◆ WRITTEN PROBLEM:
Using the records below, locate all lines containing "text" and return them.

◆ DATA SHOWN:
===============
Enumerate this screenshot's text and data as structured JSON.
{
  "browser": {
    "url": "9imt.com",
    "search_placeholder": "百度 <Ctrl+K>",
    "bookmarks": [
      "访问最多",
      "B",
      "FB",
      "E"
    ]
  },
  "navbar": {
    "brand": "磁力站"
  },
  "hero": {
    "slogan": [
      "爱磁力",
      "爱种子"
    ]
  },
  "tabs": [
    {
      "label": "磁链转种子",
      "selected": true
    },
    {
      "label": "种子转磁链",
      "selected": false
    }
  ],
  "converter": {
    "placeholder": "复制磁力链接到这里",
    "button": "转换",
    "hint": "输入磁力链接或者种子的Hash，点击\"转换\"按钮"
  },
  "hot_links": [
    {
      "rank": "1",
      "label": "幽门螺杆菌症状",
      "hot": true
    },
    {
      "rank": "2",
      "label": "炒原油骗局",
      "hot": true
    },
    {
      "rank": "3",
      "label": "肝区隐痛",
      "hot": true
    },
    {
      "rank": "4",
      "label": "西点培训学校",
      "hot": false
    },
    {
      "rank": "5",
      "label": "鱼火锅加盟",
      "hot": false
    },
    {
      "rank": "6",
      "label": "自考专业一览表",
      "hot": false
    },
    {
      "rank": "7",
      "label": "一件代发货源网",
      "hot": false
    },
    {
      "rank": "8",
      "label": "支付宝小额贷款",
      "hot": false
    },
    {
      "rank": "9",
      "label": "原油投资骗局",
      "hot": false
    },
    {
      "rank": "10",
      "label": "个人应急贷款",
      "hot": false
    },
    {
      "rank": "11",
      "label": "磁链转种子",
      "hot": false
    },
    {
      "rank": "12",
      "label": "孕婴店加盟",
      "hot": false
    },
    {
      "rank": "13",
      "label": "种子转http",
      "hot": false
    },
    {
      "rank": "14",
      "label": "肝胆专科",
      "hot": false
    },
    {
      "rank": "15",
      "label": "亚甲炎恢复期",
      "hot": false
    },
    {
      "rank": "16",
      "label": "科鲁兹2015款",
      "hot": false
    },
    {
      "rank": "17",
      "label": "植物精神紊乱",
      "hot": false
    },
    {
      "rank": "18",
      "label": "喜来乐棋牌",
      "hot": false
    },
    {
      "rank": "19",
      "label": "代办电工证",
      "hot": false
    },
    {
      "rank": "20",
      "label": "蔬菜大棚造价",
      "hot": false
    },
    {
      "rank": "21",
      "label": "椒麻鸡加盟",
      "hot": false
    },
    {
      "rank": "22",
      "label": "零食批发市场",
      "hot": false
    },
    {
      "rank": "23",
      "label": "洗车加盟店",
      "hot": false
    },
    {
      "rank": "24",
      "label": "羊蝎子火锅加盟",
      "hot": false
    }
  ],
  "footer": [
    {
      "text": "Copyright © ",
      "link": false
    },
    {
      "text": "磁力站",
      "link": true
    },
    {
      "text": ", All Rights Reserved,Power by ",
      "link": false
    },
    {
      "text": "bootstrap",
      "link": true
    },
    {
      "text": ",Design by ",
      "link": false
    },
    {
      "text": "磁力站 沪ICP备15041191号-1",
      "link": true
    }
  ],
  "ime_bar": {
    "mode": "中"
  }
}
===============
◆ REPLY:
Enumerate this screenshot's text and data as structured JSON.
      "text": "Copyright © ",
      "text": "磁力站",
      "text": ", All Rights Reserved,Power by ",
      "text": "bootstrap",
      "text": ",Design by ",
      "text": "磁力站 沪ICP备15041191号-1",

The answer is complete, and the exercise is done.